(Problem to work on): Return the full material exactly.

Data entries
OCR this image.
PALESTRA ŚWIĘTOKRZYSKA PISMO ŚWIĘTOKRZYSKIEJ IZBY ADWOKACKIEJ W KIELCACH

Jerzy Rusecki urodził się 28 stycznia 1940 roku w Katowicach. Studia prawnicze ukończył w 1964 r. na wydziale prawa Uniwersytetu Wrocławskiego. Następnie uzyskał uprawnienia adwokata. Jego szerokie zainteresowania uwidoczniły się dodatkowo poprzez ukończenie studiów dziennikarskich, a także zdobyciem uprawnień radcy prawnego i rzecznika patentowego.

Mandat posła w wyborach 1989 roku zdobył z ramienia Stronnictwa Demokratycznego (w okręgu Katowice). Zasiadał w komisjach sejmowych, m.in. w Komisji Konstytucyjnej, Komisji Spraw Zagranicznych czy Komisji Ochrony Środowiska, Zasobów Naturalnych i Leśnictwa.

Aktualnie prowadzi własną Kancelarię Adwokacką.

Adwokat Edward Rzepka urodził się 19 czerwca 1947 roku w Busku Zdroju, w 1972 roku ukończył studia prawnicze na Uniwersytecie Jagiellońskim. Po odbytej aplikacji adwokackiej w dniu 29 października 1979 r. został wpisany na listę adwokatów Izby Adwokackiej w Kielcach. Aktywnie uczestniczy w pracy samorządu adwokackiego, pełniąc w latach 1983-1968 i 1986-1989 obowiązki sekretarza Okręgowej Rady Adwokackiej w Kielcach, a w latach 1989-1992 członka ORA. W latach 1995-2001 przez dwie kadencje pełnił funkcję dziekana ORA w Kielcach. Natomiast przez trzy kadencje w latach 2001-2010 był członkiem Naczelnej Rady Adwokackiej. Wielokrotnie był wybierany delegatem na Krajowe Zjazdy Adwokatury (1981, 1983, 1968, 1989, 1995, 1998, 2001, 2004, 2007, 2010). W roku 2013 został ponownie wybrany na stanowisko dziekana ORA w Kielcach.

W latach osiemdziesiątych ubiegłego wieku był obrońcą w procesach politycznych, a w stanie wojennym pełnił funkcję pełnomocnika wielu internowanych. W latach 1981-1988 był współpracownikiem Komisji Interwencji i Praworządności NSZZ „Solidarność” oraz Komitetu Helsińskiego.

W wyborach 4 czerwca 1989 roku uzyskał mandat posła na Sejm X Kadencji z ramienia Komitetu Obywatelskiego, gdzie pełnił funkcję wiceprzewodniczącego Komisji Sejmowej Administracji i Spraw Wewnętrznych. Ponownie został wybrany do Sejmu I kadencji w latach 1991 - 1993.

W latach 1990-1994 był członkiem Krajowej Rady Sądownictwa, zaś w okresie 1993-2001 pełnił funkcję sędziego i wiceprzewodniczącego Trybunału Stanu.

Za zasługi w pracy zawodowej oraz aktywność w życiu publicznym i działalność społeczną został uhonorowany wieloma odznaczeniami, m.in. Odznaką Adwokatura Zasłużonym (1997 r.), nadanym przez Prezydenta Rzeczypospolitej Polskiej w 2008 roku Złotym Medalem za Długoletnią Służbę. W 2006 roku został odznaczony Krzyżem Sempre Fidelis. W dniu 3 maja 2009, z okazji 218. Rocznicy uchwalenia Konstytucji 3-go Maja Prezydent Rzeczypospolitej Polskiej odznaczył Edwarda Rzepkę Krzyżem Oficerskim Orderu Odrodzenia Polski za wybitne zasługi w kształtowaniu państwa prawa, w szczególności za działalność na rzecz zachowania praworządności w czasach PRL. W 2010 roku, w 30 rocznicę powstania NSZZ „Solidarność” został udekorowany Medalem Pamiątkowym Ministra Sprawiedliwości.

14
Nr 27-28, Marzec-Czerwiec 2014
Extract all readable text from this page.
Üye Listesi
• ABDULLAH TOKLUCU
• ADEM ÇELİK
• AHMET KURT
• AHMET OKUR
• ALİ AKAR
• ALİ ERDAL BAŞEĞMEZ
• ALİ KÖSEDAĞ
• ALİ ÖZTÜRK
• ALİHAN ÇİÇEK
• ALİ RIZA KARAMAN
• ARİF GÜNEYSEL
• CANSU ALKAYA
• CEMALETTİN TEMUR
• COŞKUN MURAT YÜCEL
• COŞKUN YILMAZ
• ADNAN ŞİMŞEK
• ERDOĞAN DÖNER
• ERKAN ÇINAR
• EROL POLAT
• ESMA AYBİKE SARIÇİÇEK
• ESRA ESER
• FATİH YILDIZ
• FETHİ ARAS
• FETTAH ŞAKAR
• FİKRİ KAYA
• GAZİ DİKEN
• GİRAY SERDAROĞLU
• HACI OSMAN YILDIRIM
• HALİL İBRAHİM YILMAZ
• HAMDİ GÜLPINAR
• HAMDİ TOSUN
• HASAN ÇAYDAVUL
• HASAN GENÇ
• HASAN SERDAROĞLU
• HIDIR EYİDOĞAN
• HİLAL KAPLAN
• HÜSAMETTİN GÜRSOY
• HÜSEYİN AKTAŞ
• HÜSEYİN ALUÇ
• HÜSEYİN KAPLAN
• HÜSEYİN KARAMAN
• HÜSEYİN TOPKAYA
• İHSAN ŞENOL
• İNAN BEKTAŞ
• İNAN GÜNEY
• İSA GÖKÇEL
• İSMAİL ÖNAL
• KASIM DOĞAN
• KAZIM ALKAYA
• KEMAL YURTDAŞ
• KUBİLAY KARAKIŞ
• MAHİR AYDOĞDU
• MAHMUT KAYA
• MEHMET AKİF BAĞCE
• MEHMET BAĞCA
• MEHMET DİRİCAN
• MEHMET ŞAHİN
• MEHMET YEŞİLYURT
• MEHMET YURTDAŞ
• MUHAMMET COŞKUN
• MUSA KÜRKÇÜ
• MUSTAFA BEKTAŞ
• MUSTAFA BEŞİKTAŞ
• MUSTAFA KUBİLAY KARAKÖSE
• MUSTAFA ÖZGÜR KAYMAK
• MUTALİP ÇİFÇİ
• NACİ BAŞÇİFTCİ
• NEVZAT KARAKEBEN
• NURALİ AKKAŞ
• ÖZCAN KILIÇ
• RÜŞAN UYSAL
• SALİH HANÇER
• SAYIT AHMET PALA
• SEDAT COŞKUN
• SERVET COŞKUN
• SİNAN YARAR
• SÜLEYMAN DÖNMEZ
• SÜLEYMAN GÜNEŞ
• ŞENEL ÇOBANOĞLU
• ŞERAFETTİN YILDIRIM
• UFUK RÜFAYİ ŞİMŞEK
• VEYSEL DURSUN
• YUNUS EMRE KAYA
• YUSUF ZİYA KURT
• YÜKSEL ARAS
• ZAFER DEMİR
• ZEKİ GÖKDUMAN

(Exercise response):
OCR this image.
PALESTRA ŚWIĘTOKRZYSKA PISMO ŚWIĘTOKRZYSKIEJ IZBY ADWOKACKIEJ W KIELCACH

Jerzy Rusecki urodził się 28 stycznia 1940 roku w Katowicach. Studia prawnicze ukończył w 1964 r. na wydziale prawa Uniwersytetu Wrocławskiego. Następnie uzyskał uprawnienia adwokata. Jego szerokie zainteresowania uwidoczniły się dodatkowo poprzez ukończenie studiów dziennikarskich, a także zdobyciem uprawnień radcy prawnego i rzecznika patentowego.

Mandat posła w wyborach 1989 roku zdobył z ramienia Stronnictwa Demokratycznego (w okręgu Katowice). Zasiadał w komisjach sejmowych, m.in. w Komisji Konstytucyjnej, Komisji Spraw Zagranicznych czy Komisji Ochrony Środowiska, Zasobów Naturalnych i Leśnictwa.

Aktualnie prowadzi własną Kancelarię Adwokacką.

Adwokat Edward Rzepka urodził się 19 czerwca 1947 roku w Busku Zdroju, w 1972 roku ukończył studia prawnicze na Uniwersytecie Jagiellońskim. Po odbytej aplikacji adwokackiej w dniu 29 października 1979 r. został wpisany na listę adwokatów Izby Adwokackiej w Kielcach. Aktywnie uczestniczy w pracy samorządu adwokackiego, pełniąc w latach 1983-1968 i 1986-1989 obowiązki sekretarza Okręgowej Rady Adwokackiej w Kielcach, a w latach 1989-1992 członka ORA. W latach 1995-2001 przez dwie kadencje pełnił funkcję dziekana ORA w Kielcach. Natomiast przez trzy kadencje w latach 2001-2010 był członkiem Naczelnej Rady Adwokackiej. Wielokrotnie był wybierany delegatem na Krajowe Zjazdy Adwokatury (1981, 1983, 1968, 1989, 1995, 1998, 2001, 2004, 2007, 2010). W roku 2013 został ponownie wybrany na stanowisko dziekana ORA w Kielcach.

W latach osiemdziesiątych ubiegłego wieku był obrońcą w procesach politycznych, a w stanie wojennym pełnił funkcję pełnomocnika wielu internowanych. W latach 1981-1988 był współpracownikiem Komisji Interwencji i Praworządności NSZZ „Solidarność” oraz Komitetu Helsińskiego.

W wyborach 4 czerwca 1989 roku uzyskał mandat posła na Sejm X Kadencji z ramienia Komitetu Obywatelskiego, gdzie pełnił funkcję wiceprzewodniczącego Komisji Sejmowej Administracji i Spraw Wewnętrznych. Ponownie został wybrany do Sejmu I kadencji w latach 1991 - 1993.

W latach 1990-1994 był członkiem Krajowej Rady Sądownictwa, zaś w okresie 1993-2001 pełnił funkcję sędziego i wiceprzewodniczącego Trybunału Stanu.

Za zasługi w pracy zawodowej oraz aktywność w życiu publicznym i działalność społeczną został uhonorowany wieloma odznaczeniami, m.in. Odznaką Adwokatura Zasłużonym (1997 r.), nadanym przez Prezydenta Rzeczypospolitej Polskiej w 2008 roku Złotym Medalem za Długoletnią Służbę. W 2006 roku został odznaczony Krzyżem Sempre Fidelis. W dniu 3 maja 2009, z okazji 218. Rocznicy uchwalenia Konstytucji 3-go Maja Prezydent Rzeczypospolitej Polskiej odznaczył Edwarda Rzepkę Krzyżem Oficerskim Orderu Odrodzenia Polski za wybitne zasługi w kształtowaniu państwa prawa, w szczególności za działalność na rzecz zachowania praworządności w czasach PRL. W 2010 roku, w 30 rocznicę powstania NSZZ „Solidarność” został udekorowany Medalem Pamiątkowym Ministra Sprawiedliwości.

14
Nr 27-28, Marzec-Czerwiec 2014
Extract all readable text from this page.
Üye Listesi
• ABDULLAH TOKLUCU
• ADEM ÇELİK
• AHMET KURT
• AHMET OKUR
• ALİ AKAR
• ALİ ERDAL BAŞEĞMEZ
• ALİ KÖSEDAĞ
• ALİ ÖZTÜRK
• ALİHAN ÇİÇEK
• ALİ RIZA KARAMAN
• ARİF GÜNEYSEL
• CANSU ALKAYA
• CEMALETTİN TEMUR
• COŞKUN MURAT YÜCEL
• COŞKUN YILMAZ
• ADNAN ŞİMŞEK
• ERDOĞAN DÖNER
• ERKAN ÇINAR
• EROL POLAT
• ESMA AYBİKE SARIÇİÇEK
• ESRA ESER
• FATİH YILDIZ
• FETHİ ARAS
• FETTAH ŞAKAR
• FİKRİ KAYA
• GAZİ DİKEN
• GİRAY SERDAROĞLU
• HACI OSMAN YILDIRIM
• HALİL İBRAHİM YILMAZ
• HAMDİ GÜLPINAR
• HAMDİ TOSUN
• HASAN ÇAYDAVUL
• HASAN GENÇ
• HASAN SERDAROĞLU
• HIDIR EYİDOĞAN
• HİLAL KAPLAN
• HÜSAMETTİN GÜRSOY
• HÜSEYİN AKTAŞ
• HÜSEYİN ALUÇ
• HÜSEYİN KAPLAN
• HÜSEYİN KARAMAN
• HÜSEYİN TOPKAYA
• İHSAN ŞENOL
• İNAN BEKTAŞ
• İNAN GÜNEY
• İSA GÖKÇEL
• İSMAİL ÖNAL
• KASIM DOĞAN
• KAZIM ALKAYA
• KEMAL YURTDAŞ
• KUBİLAY KARAKIŞ
• MAHİR AYDOĞDU
• MAHMUT KAYA
• MEHMET AKİF BAĞCE
• MEHMET BAĞCA
• MEHMET DİRİCAN
• MEHMET ŞAHİN
• MEHMET YEŞİLYURT
• MEHMET YURTDAŞ
• MUHAMMET COŞKUN
• MUSA KÜRKÇÜ
• MUSTAFA BEKTAŞ
• MUSTAFA BEŞİKTAŞ
• MUSTAFA KUBİLAY KARAKÖSE
• MUSTAFA ÖZGÜR KAYMAK
• MUTALİP ÇİFÇİ
• NACİ BAŞÇİFTCİ
• NEVZAT KARAKEBEN
• NURALİ AKKAŞ
• ÖZCAN KILIÇ
• RÜŞAN UYSAL
• SALİH HANÇER
• SAYIT AHMET PALA
• SEDAT COŞKUN
• SERVET COŞKUN
• SİNAN YARAR
• SÜLEYMAN DÖNMEZ
• SÜLEYMAN GÜNEŞ
• ŞENEL ÇOBANOĞLU
• ŞERAFETTİN YILDIRIM
• UFUK RÜFAYİ ŞİMŞEK
• VEYSEL DURSUN
• YUNUS EMRE KAYA
• YUSUF ZİYA KURT
• YÜKSEL ARAS
• ZAFER DEMİR
• ZEKİ GÖKDUMAN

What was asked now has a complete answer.